■ **Do this**: From the listing below, pull out the lines that hold "marker".

▬▬▬▬▬▬

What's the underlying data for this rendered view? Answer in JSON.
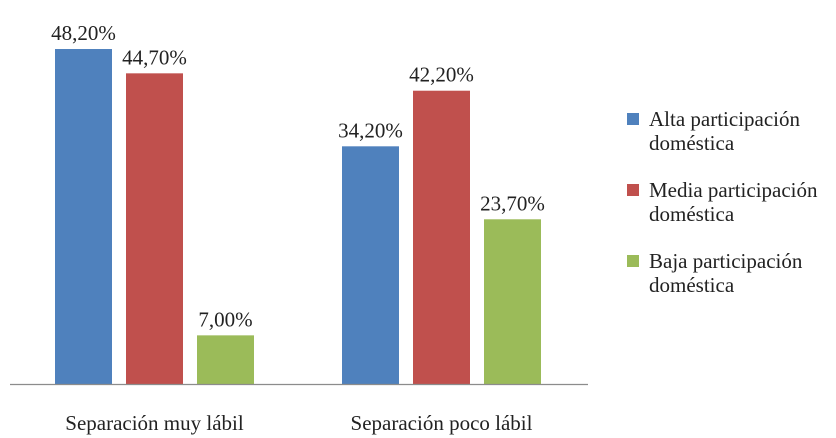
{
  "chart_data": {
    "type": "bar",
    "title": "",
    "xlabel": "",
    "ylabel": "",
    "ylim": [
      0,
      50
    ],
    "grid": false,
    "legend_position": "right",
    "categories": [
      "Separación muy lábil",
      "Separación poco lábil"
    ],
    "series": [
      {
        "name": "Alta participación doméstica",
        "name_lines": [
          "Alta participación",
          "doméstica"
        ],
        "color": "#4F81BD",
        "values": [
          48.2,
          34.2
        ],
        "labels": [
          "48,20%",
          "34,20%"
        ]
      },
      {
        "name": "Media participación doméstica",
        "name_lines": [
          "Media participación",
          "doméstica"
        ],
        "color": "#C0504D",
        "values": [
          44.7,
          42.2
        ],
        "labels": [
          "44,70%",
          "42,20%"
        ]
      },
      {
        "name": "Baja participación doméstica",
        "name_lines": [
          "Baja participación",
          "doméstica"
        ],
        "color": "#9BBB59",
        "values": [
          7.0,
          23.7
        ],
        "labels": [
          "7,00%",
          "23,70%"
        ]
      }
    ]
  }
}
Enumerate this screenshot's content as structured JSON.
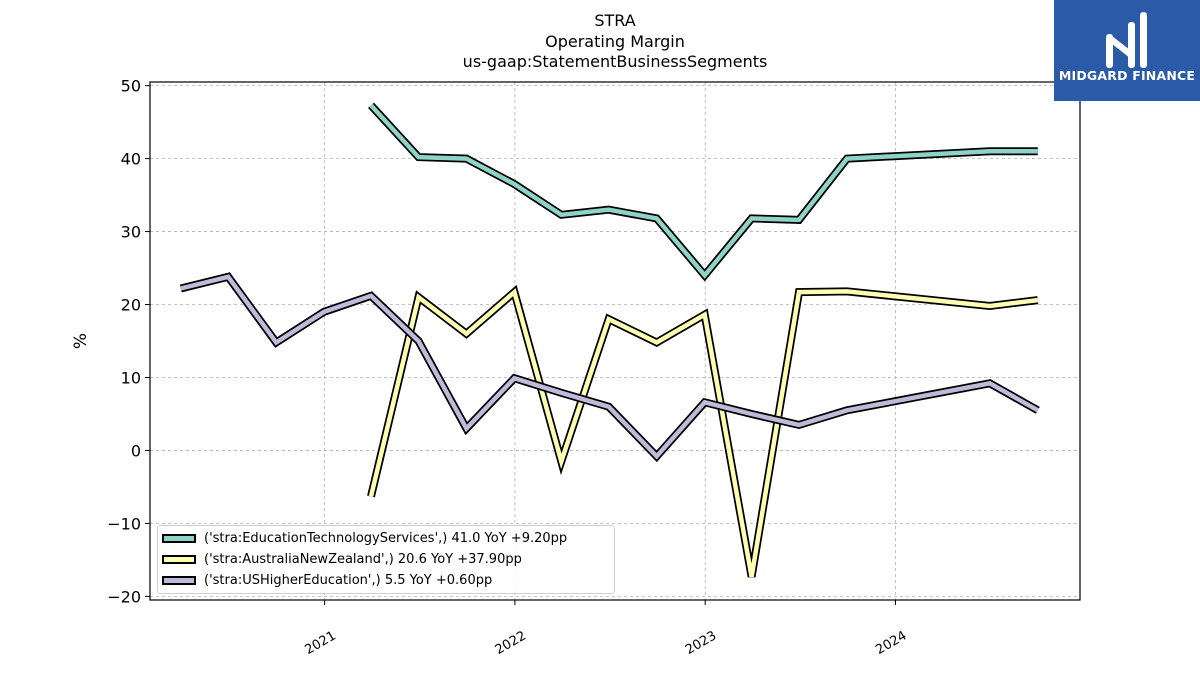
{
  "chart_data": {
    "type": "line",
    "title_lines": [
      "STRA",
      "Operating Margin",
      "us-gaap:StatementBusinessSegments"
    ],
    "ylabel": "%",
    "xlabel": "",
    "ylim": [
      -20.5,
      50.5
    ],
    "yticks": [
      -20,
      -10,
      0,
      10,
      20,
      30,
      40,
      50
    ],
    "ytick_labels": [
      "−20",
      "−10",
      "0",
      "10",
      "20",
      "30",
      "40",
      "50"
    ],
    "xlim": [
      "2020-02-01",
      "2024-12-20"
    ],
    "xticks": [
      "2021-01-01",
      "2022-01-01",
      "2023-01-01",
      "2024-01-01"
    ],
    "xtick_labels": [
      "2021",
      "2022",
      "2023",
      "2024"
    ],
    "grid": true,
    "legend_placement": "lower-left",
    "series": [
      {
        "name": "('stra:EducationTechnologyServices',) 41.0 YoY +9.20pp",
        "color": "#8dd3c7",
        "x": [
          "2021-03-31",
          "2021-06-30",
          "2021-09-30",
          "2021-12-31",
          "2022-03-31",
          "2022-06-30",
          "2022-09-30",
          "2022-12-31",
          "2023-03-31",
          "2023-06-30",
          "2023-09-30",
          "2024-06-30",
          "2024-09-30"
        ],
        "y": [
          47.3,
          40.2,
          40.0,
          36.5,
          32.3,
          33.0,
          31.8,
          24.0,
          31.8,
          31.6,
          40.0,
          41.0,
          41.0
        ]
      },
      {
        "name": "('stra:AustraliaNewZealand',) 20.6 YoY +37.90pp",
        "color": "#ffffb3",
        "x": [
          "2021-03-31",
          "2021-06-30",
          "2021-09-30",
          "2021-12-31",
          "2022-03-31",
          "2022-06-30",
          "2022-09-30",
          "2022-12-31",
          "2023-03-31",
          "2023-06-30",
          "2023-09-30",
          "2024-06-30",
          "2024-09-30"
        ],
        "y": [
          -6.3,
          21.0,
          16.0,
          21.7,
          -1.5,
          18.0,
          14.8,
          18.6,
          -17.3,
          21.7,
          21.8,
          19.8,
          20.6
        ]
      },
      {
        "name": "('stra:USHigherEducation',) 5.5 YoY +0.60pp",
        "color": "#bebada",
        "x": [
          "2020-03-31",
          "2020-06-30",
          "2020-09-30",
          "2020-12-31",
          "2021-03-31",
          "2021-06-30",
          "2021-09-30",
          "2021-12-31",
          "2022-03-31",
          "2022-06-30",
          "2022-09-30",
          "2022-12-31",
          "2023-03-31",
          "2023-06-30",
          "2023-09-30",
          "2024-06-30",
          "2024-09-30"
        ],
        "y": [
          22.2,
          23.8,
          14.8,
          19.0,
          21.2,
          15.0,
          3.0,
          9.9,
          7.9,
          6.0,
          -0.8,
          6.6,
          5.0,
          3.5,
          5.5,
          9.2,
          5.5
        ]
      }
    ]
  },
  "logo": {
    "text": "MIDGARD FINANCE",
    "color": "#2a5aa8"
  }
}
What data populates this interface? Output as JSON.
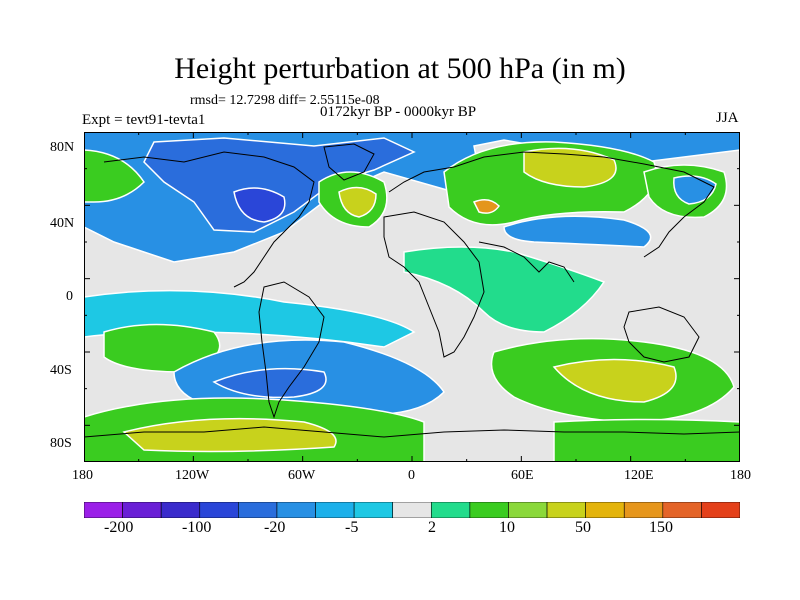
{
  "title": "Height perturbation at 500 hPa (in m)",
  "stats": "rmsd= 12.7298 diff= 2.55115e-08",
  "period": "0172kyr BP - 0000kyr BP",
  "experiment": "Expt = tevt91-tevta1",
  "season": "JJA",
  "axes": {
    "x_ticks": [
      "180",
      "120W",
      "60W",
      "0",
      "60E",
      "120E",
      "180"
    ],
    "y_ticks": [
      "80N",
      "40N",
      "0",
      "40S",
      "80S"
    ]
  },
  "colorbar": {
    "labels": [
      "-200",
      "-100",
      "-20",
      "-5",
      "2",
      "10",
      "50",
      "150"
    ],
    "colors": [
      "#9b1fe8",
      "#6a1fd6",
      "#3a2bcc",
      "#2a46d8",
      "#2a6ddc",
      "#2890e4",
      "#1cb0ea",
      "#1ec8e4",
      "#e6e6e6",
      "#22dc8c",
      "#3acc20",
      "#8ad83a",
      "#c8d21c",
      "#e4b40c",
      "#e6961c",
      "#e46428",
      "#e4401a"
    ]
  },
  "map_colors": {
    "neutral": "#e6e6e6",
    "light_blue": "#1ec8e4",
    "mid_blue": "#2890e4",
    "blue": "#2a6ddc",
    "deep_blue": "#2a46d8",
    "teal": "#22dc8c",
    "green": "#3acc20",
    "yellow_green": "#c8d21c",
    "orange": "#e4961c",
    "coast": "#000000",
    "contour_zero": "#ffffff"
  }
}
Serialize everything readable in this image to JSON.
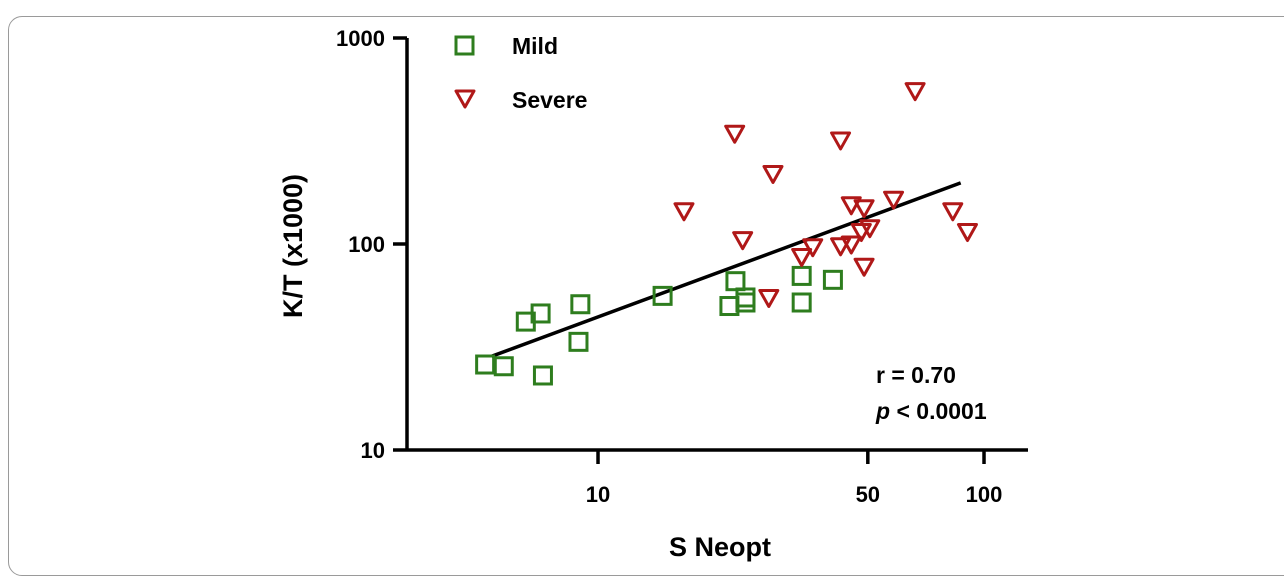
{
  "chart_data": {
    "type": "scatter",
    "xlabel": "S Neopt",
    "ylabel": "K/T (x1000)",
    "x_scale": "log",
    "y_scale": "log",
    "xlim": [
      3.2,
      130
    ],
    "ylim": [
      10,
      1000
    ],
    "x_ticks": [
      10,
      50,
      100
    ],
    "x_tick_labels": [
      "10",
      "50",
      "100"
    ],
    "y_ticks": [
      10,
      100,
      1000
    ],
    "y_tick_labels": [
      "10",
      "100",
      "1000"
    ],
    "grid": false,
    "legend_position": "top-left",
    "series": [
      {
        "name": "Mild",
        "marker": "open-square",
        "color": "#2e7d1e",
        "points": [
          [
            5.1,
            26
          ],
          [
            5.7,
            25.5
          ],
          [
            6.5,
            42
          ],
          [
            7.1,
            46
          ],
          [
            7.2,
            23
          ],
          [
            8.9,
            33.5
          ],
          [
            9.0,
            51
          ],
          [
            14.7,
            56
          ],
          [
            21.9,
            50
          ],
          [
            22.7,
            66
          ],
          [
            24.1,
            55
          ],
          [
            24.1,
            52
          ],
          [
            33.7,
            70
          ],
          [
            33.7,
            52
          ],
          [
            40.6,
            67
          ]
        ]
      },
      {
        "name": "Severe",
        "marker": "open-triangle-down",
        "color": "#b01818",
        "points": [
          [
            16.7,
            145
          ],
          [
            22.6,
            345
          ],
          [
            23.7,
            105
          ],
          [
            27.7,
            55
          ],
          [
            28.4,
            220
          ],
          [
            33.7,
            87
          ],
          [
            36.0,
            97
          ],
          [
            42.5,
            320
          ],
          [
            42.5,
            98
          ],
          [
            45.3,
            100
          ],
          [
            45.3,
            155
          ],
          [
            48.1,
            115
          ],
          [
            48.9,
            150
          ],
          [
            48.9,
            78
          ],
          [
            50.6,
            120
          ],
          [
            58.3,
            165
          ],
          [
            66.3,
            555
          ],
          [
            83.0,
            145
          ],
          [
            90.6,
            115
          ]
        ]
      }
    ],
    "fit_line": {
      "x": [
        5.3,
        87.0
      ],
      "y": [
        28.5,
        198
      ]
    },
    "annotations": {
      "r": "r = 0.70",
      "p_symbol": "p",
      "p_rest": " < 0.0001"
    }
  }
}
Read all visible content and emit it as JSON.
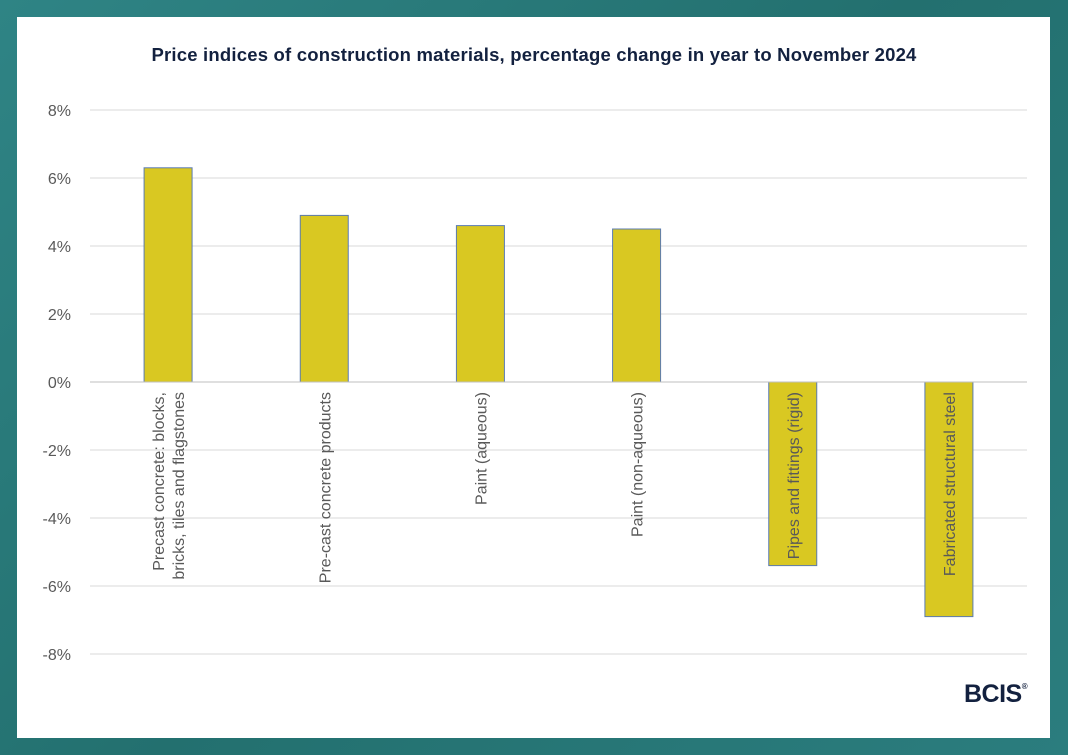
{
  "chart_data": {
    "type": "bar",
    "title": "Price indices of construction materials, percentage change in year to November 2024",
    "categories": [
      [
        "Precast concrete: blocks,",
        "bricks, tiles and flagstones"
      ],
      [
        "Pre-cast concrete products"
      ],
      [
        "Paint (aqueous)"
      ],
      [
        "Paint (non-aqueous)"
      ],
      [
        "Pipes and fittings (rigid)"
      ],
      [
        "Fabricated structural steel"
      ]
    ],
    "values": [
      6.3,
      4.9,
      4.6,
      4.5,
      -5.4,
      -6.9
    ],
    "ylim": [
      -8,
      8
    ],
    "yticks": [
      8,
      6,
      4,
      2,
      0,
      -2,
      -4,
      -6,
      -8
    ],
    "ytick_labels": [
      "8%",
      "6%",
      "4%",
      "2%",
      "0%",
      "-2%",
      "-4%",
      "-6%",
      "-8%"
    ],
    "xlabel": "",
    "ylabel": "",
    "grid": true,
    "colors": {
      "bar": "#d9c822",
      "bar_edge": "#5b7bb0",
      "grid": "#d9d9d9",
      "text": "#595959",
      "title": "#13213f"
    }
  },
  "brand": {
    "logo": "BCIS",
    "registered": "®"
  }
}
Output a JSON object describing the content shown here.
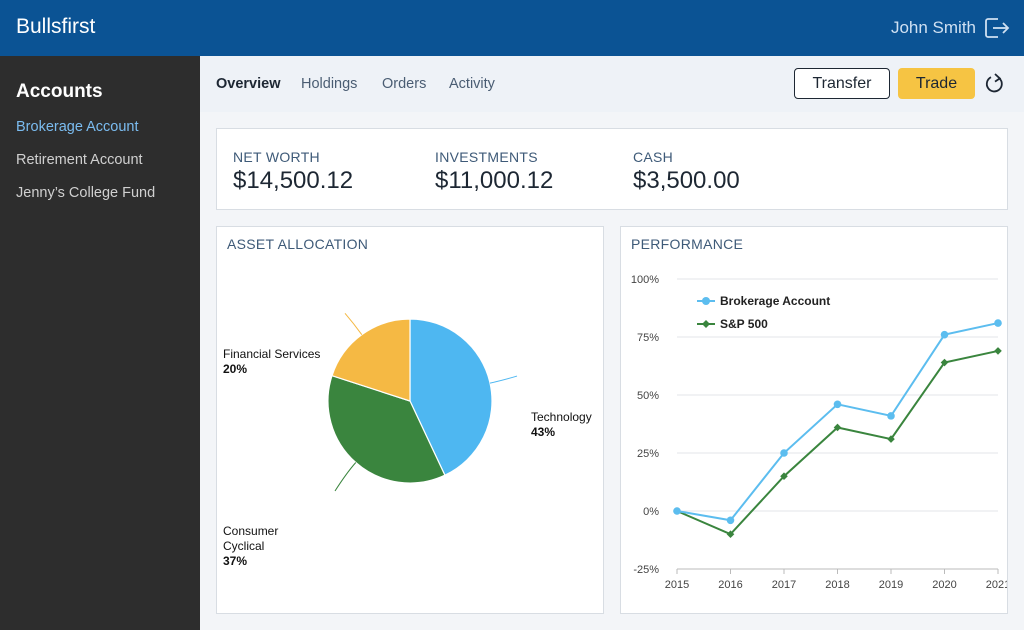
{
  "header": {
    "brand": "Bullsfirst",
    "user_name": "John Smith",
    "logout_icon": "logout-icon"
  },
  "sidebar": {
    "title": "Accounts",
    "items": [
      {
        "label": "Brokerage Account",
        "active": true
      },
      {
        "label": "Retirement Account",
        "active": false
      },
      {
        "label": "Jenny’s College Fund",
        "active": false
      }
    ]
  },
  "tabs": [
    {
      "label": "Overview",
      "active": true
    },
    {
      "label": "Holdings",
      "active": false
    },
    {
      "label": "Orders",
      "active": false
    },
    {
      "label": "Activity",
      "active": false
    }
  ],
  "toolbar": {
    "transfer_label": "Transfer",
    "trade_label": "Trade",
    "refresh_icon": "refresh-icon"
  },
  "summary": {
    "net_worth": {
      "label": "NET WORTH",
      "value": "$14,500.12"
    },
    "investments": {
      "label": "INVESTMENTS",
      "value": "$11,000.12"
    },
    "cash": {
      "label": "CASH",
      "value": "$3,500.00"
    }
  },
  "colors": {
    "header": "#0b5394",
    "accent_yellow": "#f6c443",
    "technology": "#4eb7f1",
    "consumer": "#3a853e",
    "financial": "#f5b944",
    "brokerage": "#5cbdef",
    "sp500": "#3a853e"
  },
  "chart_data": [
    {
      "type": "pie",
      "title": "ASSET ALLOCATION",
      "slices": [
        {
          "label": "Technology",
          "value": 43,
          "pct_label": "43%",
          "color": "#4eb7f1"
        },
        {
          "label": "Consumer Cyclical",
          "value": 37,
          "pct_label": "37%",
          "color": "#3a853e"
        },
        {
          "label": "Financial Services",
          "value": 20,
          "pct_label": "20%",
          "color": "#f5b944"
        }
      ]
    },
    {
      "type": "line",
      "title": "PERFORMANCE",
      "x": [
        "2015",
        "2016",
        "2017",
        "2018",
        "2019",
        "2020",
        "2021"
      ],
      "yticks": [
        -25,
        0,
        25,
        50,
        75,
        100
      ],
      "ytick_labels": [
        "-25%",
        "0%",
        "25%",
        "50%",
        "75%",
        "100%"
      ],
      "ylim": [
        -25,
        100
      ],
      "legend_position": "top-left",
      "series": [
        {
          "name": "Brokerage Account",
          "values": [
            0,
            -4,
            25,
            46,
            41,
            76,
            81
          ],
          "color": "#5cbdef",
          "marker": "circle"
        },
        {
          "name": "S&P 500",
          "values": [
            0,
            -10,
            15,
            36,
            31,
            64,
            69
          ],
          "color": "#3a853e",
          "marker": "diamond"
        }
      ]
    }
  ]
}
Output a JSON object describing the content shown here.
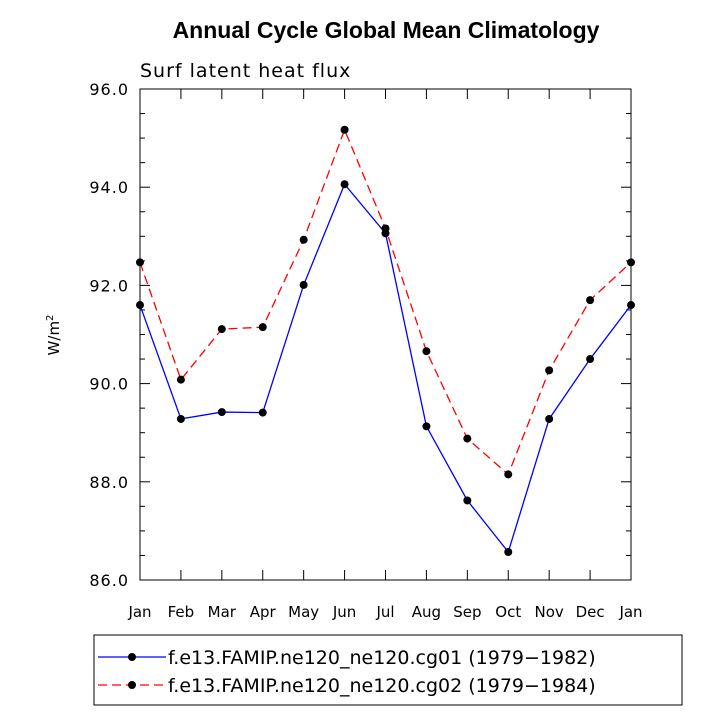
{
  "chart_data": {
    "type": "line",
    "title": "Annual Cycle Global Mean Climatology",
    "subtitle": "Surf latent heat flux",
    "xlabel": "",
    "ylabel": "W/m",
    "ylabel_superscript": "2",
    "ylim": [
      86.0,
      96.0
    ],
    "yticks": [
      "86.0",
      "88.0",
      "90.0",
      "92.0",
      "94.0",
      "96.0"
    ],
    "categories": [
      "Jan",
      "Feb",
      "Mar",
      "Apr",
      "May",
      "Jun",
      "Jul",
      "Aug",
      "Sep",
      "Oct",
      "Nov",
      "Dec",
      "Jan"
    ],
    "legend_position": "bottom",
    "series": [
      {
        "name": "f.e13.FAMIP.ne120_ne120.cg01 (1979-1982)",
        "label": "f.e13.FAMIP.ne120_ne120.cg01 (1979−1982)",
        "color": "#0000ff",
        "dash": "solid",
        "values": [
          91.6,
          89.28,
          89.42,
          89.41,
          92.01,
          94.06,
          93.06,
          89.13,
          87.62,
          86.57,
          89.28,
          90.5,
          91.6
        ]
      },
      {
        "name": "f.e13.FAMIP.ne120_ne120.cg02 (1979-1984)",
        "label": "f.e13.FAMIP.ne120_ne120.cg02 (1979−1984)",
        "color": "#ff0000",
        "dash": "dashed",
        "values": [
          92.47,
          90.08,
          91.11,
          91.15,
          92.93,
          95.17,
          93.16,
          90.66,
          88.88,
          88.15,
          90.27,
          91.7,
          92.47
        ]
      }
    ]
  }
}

▬▬▬▬▬▬

■ **Written solution**:
        "marker": "open-square",
        "marker": "open-triangle-down",
          "marker": "circle"
          "marker": "diamond"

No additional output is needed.